▸ **PROBLEM**
Exclude the pictures, then quote exactly the lines from the one holding "Output the text content of this document." through the last line of the records.

Dataset entries:
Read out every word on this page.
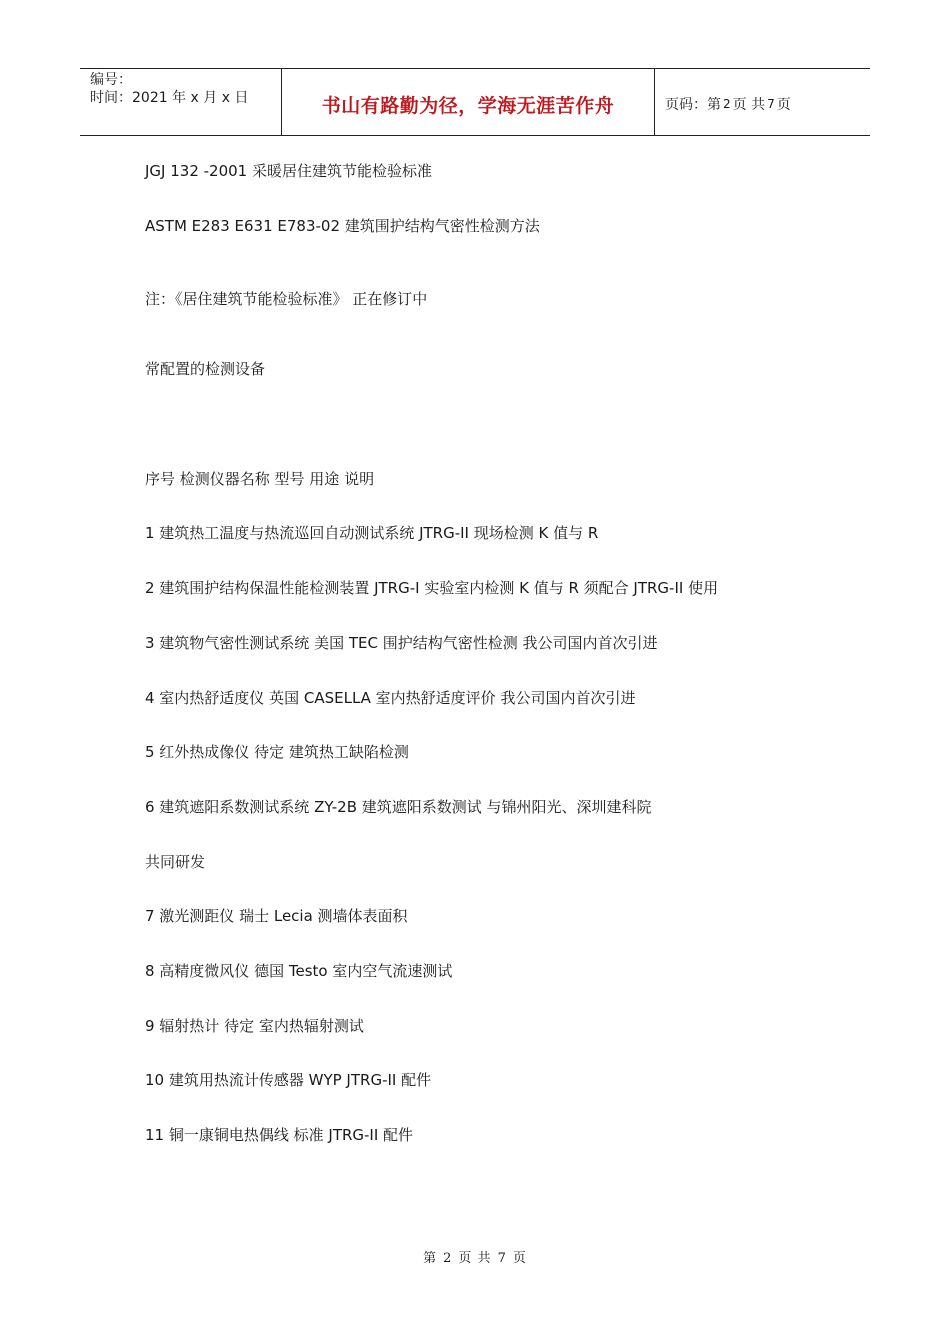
编号：
时间：2021 年 x 月 x 日	书山有路勤为径，学海无涯苦作舟	页码：第 2 页 共 7 页
JGJ 132 -2001 采暖居住建筑节能检验标准
ASTM E283 E631 E783-02 建筑围护结构气密性检测方法
注：《居住建筑节能检验标准》 正在修订中
常配置的检测设备
序号 检测仪器名称 型号 用途 说明
1 建筑热工温度与热流巡回自动测试系统 JTRG-II 现场检测 K 值与 R
2 建筑围护结构保温性能检测装置 JTRG-I 实验室内检测 K 值与 R 须配合 JTRG-II 使用
3 建筑物气密性测试系统 美国 TEC 围护结构气密性检测 我公司国内首次引进
4 室内热舒适度仪 英国 CASELLA 室内热舒适度评价 我公司国内首次引进
5 红外热成像仪 待定 建筑热工缺陷检测
6 建筑遮阳系数测试系统 ZY-2B 建筑遮阳系数测试 与锦州阳光、深圳建科院
共同研发
7 激光测距仪 瑞士 Lecia 测墙体表面积
8 高精度微风仪 德国 Testo 室内空气流速测试
9 辐射热计 待定 室内热辐射测试
10 建筑用热流计传感器 WYP JTRG-II 配件
11 铜一康铜电热偶线 标准 JTRG-II 配件
第 2 页 共 7 页
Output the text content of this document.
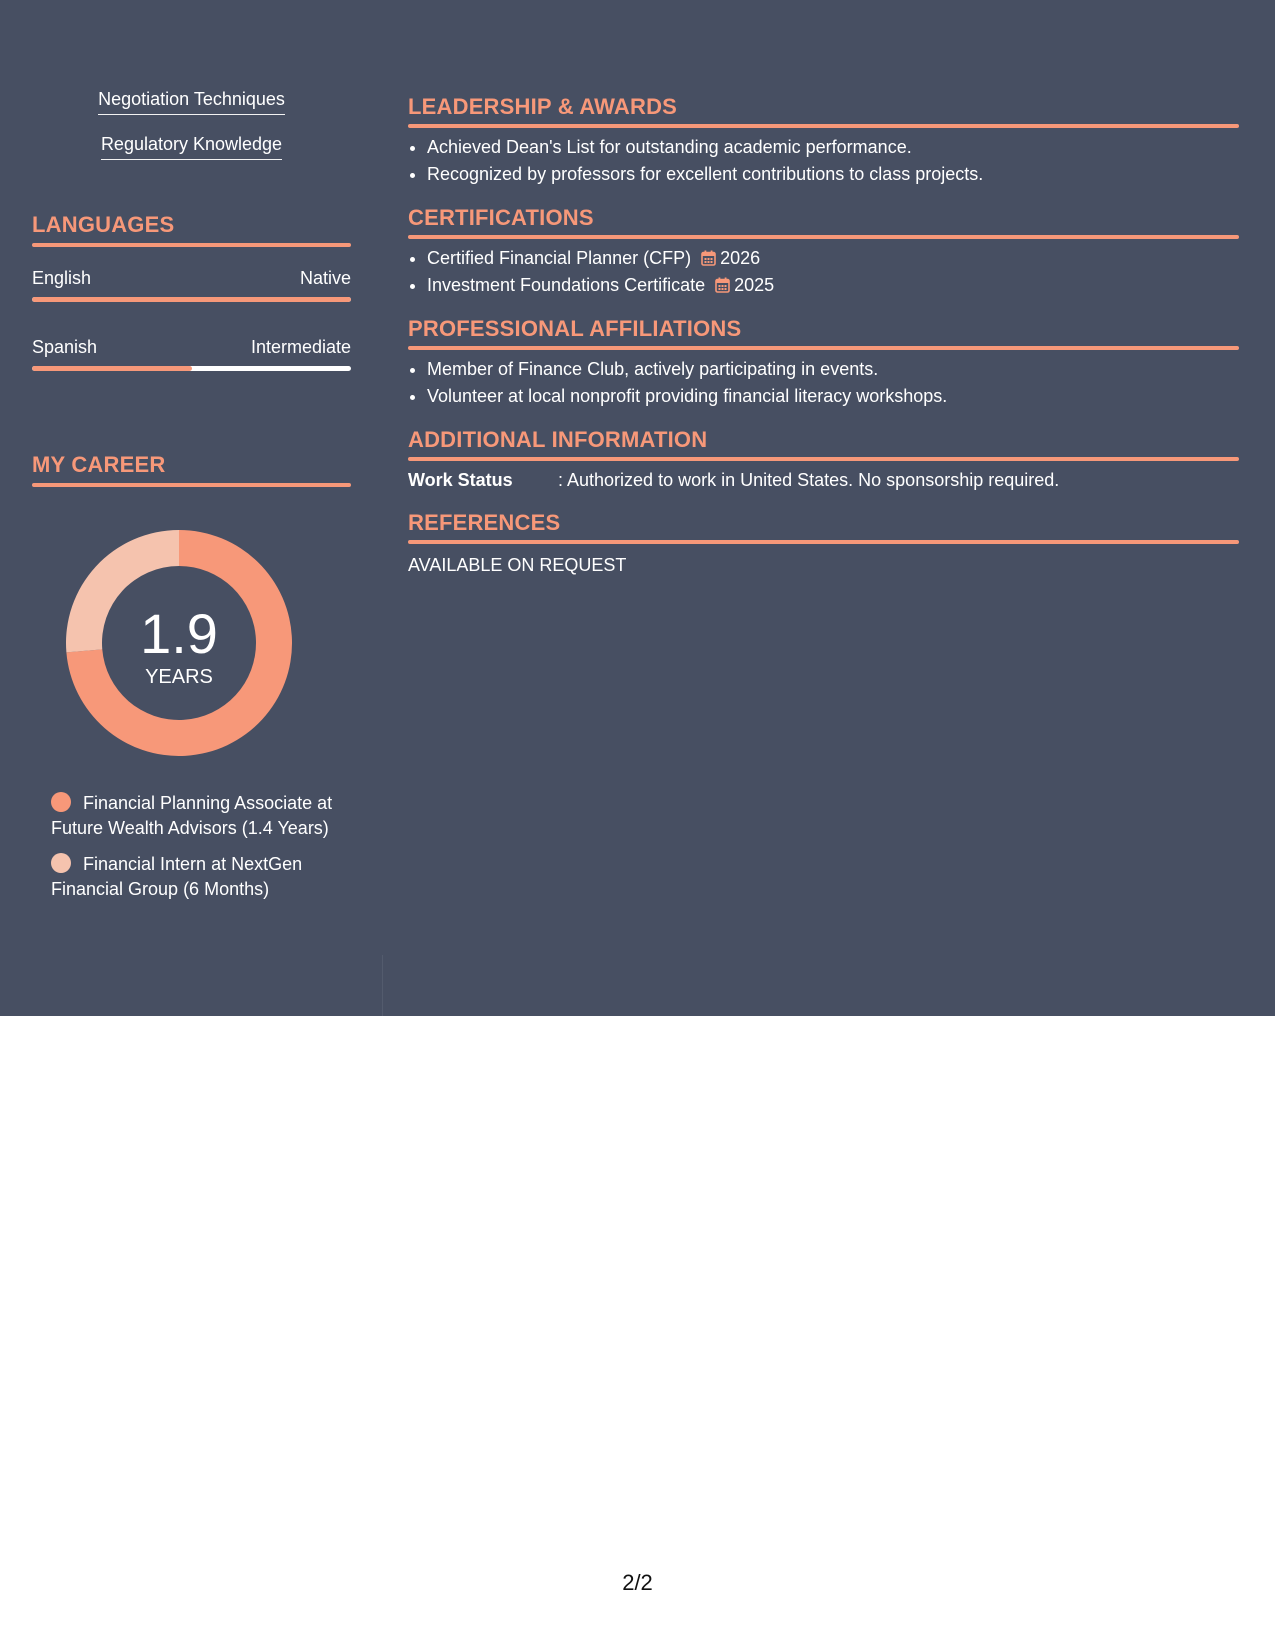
Negotiation Techniques
Regulatory Knowledge
LANGUAGES
English	Native
Spanish	Intermediate
MY CAREER
1.9
YEARS
Financial Planning Associate at Future Wealth Advisors (1.4 Years)
Financial Intern at NextGen Financial Group (6 Months)
LEADERSHIP & AWARDS
• Achieved Dean's List for outstanding academic performance.
• Recognized by professors for excellent contributions to class projects.
CERTIFICATIONS
• Certified Financial Planner (CFP) 2026
• Investment Foundations Certificate 2025
PROFESSIONAL AFFILIATIONS
• Member of Finance Club, actively participating in events.
• Volunteer at local nonprofit providing financial literacy workshops.
ADDITIONAL INFORMATION
Work Status	: Authorized to work in United States. No sponsorship required.
REFERENCES
AVAILABLE ON REQUEST
2/2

▸ **RESPONSE**
Output the text content of this document.
Negotiation Techniques
Regulatory Knowledge
LANGUAGES
English	Native
Spanish	Intermediate
MY CAREER
1.9
YEARS
Financial Planning Associate at Future Wealth Advisors (1.4 Years)
Financial Intern at NextGen Financial Group (6 Months)
LEADERSHIP & AWARDS
• Achieved Dean's List for outstanding academic performance.
• Recognized by professors for excellent contributions to class projects.
CERTIFICATIONS
• Certified Financial Planner (CFP) 2026
• Investment Foundations Certificate 2025
PROFESSIONAL AFFILIATIONS
• Member of Finance Club, actively participating in events.
• Volunteer at local nonprofit providing financial literacy workshops.
ADDITIONAL INFORMATION
Work Status	: Authorized to work in United States. No sponsorship required.
REFERENCES
AVAILABLE ON REQUEST
2/2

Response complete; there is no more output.